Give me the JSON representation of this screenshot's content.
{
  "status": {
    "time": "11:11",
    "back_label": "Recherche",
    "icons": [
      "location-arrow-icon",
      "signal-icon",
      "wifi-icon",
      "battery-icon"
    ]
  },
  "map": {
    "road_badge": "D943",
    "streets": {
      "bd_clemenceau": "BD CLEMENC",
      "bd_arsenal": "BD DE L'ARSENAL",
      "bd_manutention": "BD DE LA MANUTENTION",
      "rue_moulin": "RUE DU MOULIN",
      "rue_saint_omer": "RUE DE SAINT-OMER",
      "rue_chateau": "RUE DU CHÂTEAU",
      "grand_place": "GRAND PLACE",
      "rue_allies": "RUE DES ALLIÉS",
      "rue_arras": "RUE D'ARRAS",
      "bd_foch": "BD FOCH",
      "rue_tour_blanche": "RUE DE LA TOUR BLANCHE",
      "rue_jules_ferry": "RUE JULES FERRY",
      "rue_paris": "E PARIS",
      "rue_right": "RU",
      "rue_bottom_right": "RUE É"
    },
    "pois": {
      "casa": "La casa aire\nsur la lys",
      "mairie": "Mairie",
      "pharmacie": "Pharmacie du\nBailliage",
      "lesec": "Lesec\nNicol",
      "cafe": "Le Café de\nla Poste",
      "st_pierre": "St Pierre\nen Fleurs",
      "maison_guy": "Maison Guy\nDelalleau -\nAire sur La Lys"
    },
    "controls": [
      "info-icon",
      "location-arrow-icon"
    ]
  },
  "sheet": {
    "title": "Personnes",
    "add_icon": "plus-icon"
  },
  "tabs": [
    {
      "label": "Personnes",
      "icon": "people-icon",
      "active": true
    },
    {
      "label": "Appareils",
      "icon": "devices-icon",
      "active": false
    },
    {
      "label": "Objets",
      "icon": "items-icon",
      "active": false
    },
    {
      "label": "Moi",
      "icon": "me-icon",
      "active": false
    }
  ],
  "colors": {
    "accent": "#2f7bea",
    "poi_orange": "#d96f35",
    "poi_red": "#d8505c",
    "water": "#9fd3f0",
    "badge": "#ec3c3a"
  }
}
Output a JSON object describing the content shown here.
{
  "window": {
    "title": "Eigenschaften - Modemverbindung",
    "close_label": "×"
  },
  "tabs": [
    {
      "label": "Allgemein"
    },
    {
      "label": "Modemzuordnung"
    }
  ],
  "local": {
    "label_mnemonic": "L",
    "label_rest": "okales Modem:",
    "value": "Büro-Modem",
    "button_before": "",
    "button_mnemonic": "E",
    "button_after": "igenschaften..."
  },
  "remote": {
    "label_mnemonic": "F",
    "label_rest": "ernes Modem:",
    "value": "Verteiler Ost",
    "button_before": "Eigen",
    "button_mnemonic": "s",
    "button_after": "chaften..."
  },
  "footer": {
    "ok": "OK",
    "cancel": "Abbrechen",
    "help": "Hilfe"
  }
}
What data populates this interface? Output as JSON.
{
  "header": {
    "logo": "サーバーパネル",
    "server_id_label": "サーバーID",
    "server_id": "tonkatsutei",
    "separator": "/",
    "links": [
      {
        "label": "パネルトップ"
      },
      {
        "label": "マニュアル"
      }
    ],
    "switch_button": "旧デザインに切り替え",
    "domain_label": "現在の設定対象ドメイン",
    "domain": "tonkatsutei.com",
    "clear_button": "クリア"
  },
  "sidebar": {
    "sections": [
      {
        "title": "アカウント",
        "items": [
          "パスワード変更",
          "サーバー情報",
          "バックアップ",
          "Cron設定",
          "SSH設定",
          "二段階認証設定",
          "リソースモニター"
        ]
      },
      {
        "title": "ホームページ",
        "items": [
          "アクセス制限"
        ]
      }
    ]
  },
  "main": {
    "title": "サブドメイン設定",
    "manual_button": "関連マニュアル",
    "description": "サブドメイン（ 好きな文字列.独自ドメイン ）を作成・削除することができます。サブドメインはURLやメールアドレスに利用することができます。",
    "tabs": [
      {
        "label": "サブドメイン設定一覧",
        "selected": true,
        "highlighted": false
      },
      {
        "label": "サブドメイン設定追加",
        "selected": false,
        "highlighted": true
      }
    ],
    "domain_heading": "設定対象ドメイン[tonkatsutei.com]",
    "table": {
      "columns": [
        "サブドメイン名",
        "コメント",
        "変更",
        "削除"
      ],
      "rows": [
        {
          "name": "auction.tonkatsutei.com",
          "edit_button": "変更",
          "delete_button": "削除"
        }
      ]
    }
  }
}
◇ ◇ ◇
All of the material must be reproduced exactly.

Give me the JSON representation of this screenshot's content.
{
  "status": {
    "time": "11:11",
    "back_label": "Recherche",
    "icons": [
      "location-arrow-icon",
      "signal-icon",
      "wifi-icon",
      "battery-icon"
    ]
  },
  "map": {
    "road_badge": "D943",
    "streets": {
      "bd_clemenceau": "BD CLEMENC",
      "bd_arsenal": "BD DE L'ARSENAL",
      "bd_manutention": "BD DE LA MANUTENTION",
      "rue_moulin": "RUE DU MOULIN",
      "rue_saint_omer": "RUE DE SAINT-OMER",
      "rue_chateau": "RUE DU CHÂTEAU",
      "grand_place": "GRAND PLACE",
      "rue_allies": "RUE DES ALLIÉS",
      "rue_arras": "RUE D'ARRAS",
      "bd_foch": "BD FOCH",
      "rue_tour_blanche": "RUE DE LA TOUR BLANCHE",
      "rue_jules_ferry": "RUE JULES FERRY",
      "rue_paris": "E PARIS",
      "rue_right": "RU",
      "rue_bottom_right": "RUE É"
    },
    "pois": {
      "casa": "La casa aire\nsur la lys",
      "mairie": "Mairie",
      "pharmacie": "Pharmacie du\nBailliage",
      "lesec": "Lesec\nNicol",
      "cafe": "Le Café de\nla Poste",
      "st_pierre": "St Pierre\nen Fleurs",
      "maison_guy": "Maison Guy\nDelalleau -\nAire sur La Lys"
    },
    "controls": [
      "info-icon",
      "location-arrow-icon"
    ]
  },
  "sheet": {
    "title": "Personnes",
    "add_icon": "plus-icon"
  },
  "tabs": [
    {
      "label": "Personnes",
      "icon": "people-icon",
      "active": true
    },
    {
      "label": "Appareils",
      "icon": "devices-icon",
      "active": false
    },
    {
      "label": "Objets",
      "icon": "items-icon",
      "active": false
    },
    {
      "label": "Moi",
      "icon": "me-icon",
      "active": false
    }
  ],
  "colors": {
    "accent": "#2f7bea",
    "poi_orange": "#d96f35",
    "poi_red": "#d8505c",
    "water": "#9fd3f0",
    "badge": "#ec3c3a"
  }
}
Output a JSON object describing the content shown here.
{
  "window": {
    "title": "Eigenschaften - Modemverbindung",
    "close_label": "×"
  },
  "tabs": [
    {
      "label": "Allgemein"
    },
    {
      "label": "Modemzuordnung"
    }
  ],
  "local": {
    "label_mnemonic": "L",
    "label_rest": "okales Modem:",
    "value": "Büro-Modem",
    "button_before": "",
    "button_mnemonic": "E",
    "button_after": "igenschaften..."
  },
  "remote": {
    "label_mnemonic": "F",
    "label_rest": "ernes Modem:",
    "value": "Verteiler Ost",
    "button_before": "Eigen",
    "button_mnemonic": "s",
    "button_after": "chaften..."
  },
  "footer": {
    "ok": "OK",
    "cancel": "Abbrechen",
    "help": "Hilfe"
  }
}
What data populates this interface? Output as JSON.
{
  "header": {
    "logo": "サーバーパネル",
    "server_id_label": "サーバーID",
    "server_id": "tonkatsutei",
    "separator": "/",
    "links": [
      {
        "label": "パネルトップ"
      },
      {
        "label": "マニュアル"
      }
    ],
    "switch_button": "旧デザインに切り替え",
    "domain_label": "現在の設定対象ドメイン",
    "domain": "tonkatsutei.com",
    "clear_button": "クリア"
  },
  "sidebar": {
    "sections": [
      {
        "title": "アカウント",
        "items": [
          "パスワード変更",
          "サーバー情報",
          "バックアップ",
          "Cron設定",
          "SSH設定",
          "二段階認証設定",
          "リソースモニター"
        ]
      },
      {
        "title": "ホームページ",
        "items": [
          "アクセス制限"
        ]
      }
    ]
  },
  "main": {
    "title": "サブドメイン設定",
    "manual_button": "関連マニュアル",
    "description": "サブドメイン（ 好きな文字列.独自ドメイン ）を作成・削除することができます。サブドメインはURLやメールアドレスに利用することができます。",
    "tabs": [
      {
        "label": "サブドメイン設定一覧",
        "selected": true,
        "highlighted": false
      },
      {
        "label": "サブドメイン設定追加",
        "selected": false,
        "highlighted": true
      }
    ],
    "domain_heading": "設定対象ドメイン[tonkatsutei.com]",
    "table": {
      "columns": [
        "サブドメイン名",
        "コメント",
        "変更",
        "削除"
      ],
      "rows": [
        {
          "name": "auction.tonkatsutei.com",
          "edit_button": "変更",
          "delete_button": "削除"
        }
      ]
    }
  }
}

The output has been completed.